==== Raw records

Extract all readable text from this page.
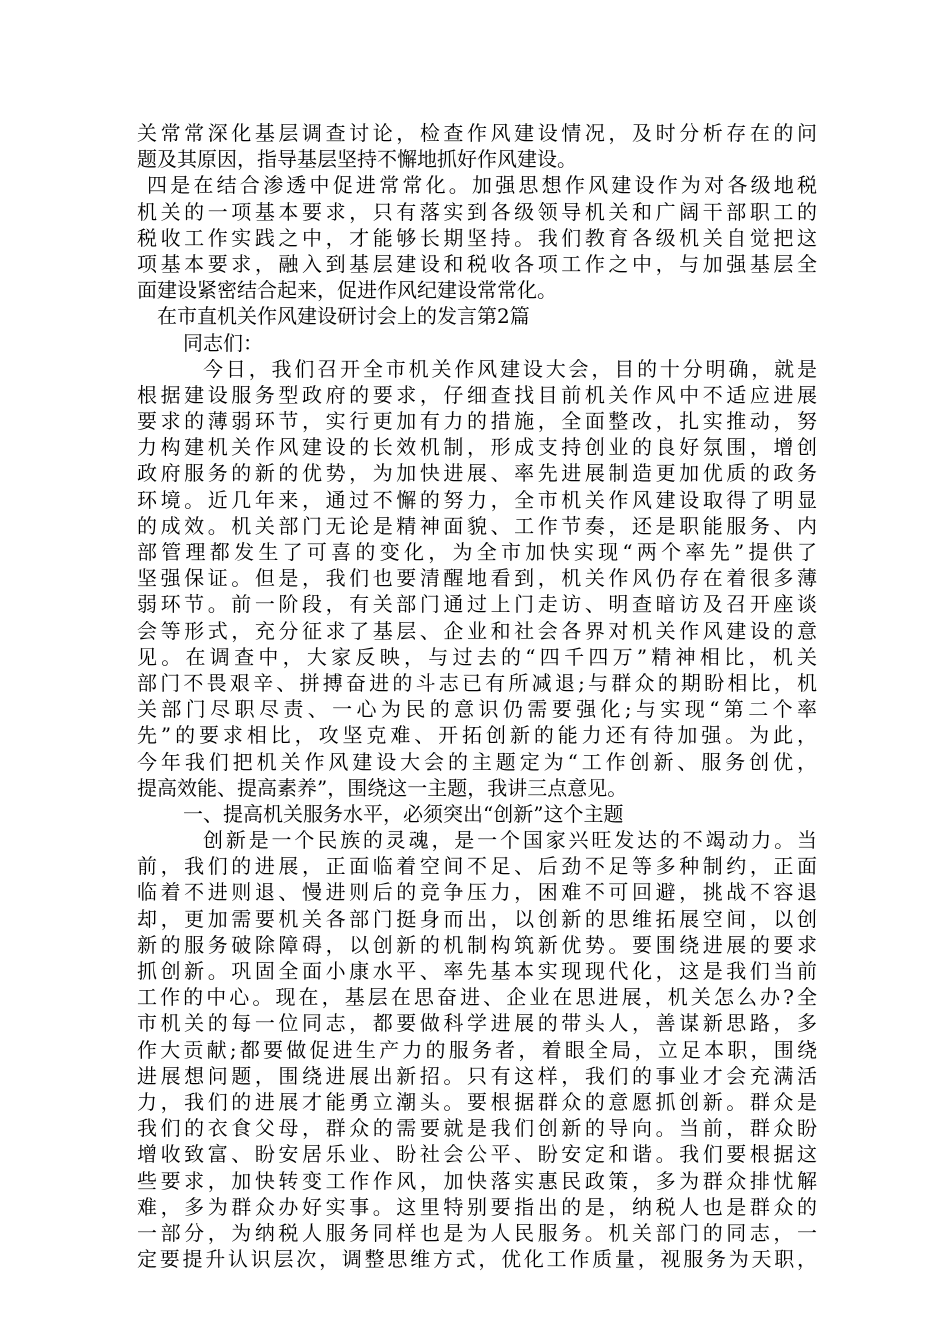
关常常深化基层调查讨论，检查作风建设情况，及时分析存在的问
题及其原因，指导基层坚持不懈地抓好作风建设。
四是在结合渗透中促进常常化。加强思想作风建设作为对各级地税
机关的一项基本要求，只有落实到各级领导机关和广阔干部职工的
税收工作实践之中，才能够长期坚持。我们教育各级机关自觉把这
项基本要求，融入到基层建设和税收各项工作之中，与加强基层全
面建设紧密结合起来，促进作风纪建设常常化。
在市直机关作风建设研讨会上的发言第2篇
同志们：
今日，我们召开全市机关作风建设大会，目的十分明确，就是
根据建设服务型政府的要求，仔细查找目前机关作风中不适应进展
要求的薄弱环节，实行更加有力的措施，全面整改，扎实推动，努
力构建机关作风建设的长效机制，形成支持创业的良好氛围，增创
政府服务的新的优势，为加快进展、率先进展制造更加优质的政务
环境。近几年来，通过不懈的努力，全市机关作风建设取得了明显
的成效。机关部门无论是精神面貌、工作节奏，还是职能服务、内
部管理都发生了可喜的变化，为全市加快实现“两个率先”提供了
坚强保证。但是，我们也要清醒地看到，机关作风仍存在着很多薄
弱环节。前一阶段，有关部门通过上门走访、明查暗访及召开座谈
会等形式，充分征求了基层、企业和社会各界对机关作风建设的意
见。在调查中，大家反映，与过去的“四千四万”精神相比，机关
部门不畏艰辛、拼搏奋进的斗志已有所减退;与群众的期盼相比，机
关部门尽职尽责、一心为民的意识仍需要强化;与实现“第二个率
先”的要求相比，攻坚克难、开拓创新的能力还有待加强。为此，
今年我们把机关作风建设大会的主题定为“工作创新、服务创优，
提高效能、提高素养”，围绕这一主题，我讲三点意见。
一、提高机关服务水平，必须突出“创新”这个主题
创新是一个民族的灵魂，是一个国家兴旺发达的不竭动力。当
前，我们的进展，正面临着空间不足、后劲不足等多种制约，正面
临着不进则退、慢进则后的竞争压力，困难不可回避，挑战不容退
却，更加需要机关各部门挺身而出，以创新的思维拓展空间，以创
新的服务破除障碍，以创新的机制构筑新优势。要围绕进展的要求
抓创新。巩固全面小康水平、率先基本实现现代化，这是我们当前
工作的中心。现在，基层在思奋进、企业在思进展，机关怎么办?全
市机关的每一位同志，都要做科学进展的带头人，善谋新思路，多
作大贡献;都要做促进生产力的服务者，着眼全局，立足本职，围绕
进展想问题，围绕进展出新招。只有这样，我们的事业才会充满活
力，我们的进展才能勇立潮头。要根据群众的意愿抓创新。群众是
我们的衣食父母，群众的需要就是我们创新的导向。当前，群众盼
增收致富、盼安居乐业、盼社会公平、盼安定和谐。我们要根据这
些要求，加快转变工作作风，加快落实惠民政策，多为群众排忧解
难，多为群众办好实事。这里特别要指出的是，纳税人也是群众的
一部分，为纳税人服务同样也是为人民服务。机关部门的同志，一
定要提升认识层次，调整思维方式，优化工作质量，视服务为天职，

========

Stated problem >> Exactly as written, return every line of the listing, but not the pictures.

Response for this exercise >>
Extract all readable text from this page.
关常常深化基层调查讨论，检查作风建设情况，及时分析存在的问
题及其原因，指导基层坚持不懈地抓好作风建设。
四是在结合渗透中促进常常化。加强思想作风建设作为对各级地税
机关的一项基本要求，只有落实到各级领导机关和广阔干部职工的
税收工作实践之中，才能够长期坚持。我们教育各级机关自觉把这
项基本要求，融入到基层建设和税收各项工作之中，与加强基层全
面建设紧密结合起来，促进作风纪建设常常化。
在市直机关作风建设研讨会上的发言第2篇
同志们：
今日，我们召开全市机关作风建设大会，目的十分明确，就是
根据建设服务型政府的要求，仔细查找目前机关作风中不适应进展
要求的薄弱环节，实行更加有力的措施，全面整改，扎实推动，努
力构建机关作风建设的长效机制，形成支持创业的良好氛围，增创
政府服务的新的优势，为加快进展、率先进展制造更加优质的政务
环境。近几年来，通过不懈的努力，全市机关作风建设取得了明显
的成效。机关部门无论是精神面貌、工作节奏，还是职能服务、内
部管理都发生了可喜的变化，为全市加快实现“两个率先”提供了
坚强保证。但是，我们也要清醒地看到，机关作风仍存在着很多薄
弱环节。前一阶段，有关部门通过上门走访、明查暗访及召开座谈
会等形式，充分征求了基层、企业和社会各界对机关作风建设的意
见。在调查中，大家反映，与过去的“四千四万”精神相比，机关
部门不畏艰辛、拼搏奋进的斗志已有所减退;与群众的期盼相比，机
关部门尽职尽责、一心为民的意识仍需要强化;与实现“第二个率
先”的要求相比，攻坚克难、开拓创新的能力还有待加强。为此，
今年我们把机关作风建设大会的主题定为“工作创新、服务创优，
提高效能、提高素养”，围绕这一主题，我讲三点意见。
一、提高机关服务水平，必须突出“创新”这个主题
创新是一个民族的灵魂，是一个国家兴旺发达的不竭动力。当
前，我们的进展，正面临着空间不足、后劲不足等多种制约，正面
临着不进则退、慢进则后的竞争压力，困难不可回避，挑战不容退
却，更加需要机关各部门挺身而出，以创新的思维拓展空间，以创
新的服务破除障碍，以创新的机制构筑新优势。要围绕进展的要求
抓创新。巩固全面小康水平、率先基本实现现代化，这是我们当前
工作的中心。现在，基层在思奋进、企业在思进展，机关怎么办?全
市机关的每一位同志，都要做科学进展的带头人，善谋新思路，多
作大贡献;都要做促进生产力的服务者，着眼全局，立足本职，围绕
进展想问题，围绕进展出新招。只有这样，我们的事业才会充满活
力，我们的进展才能勇立潮头。要根据群众的意愿抓创新。群众是
我们的衣食父母，群众的需要就是我们创新的导向。当前，群众盼
增收致富、盼安居乐业、盼社会公平、盼安定和谐。我们要根据这
些要求，加快转变工作作风，加快落实惠民政策，多为群众排忧解
难，多为群众办好实事。这里特别要指出的是，纳税人也是群众的
一部分，为纳税人服务同样也是为人民服务。机关部门的同志，一
定要提升认识层次，调整思维方式，优化工作质量，视服务为天职，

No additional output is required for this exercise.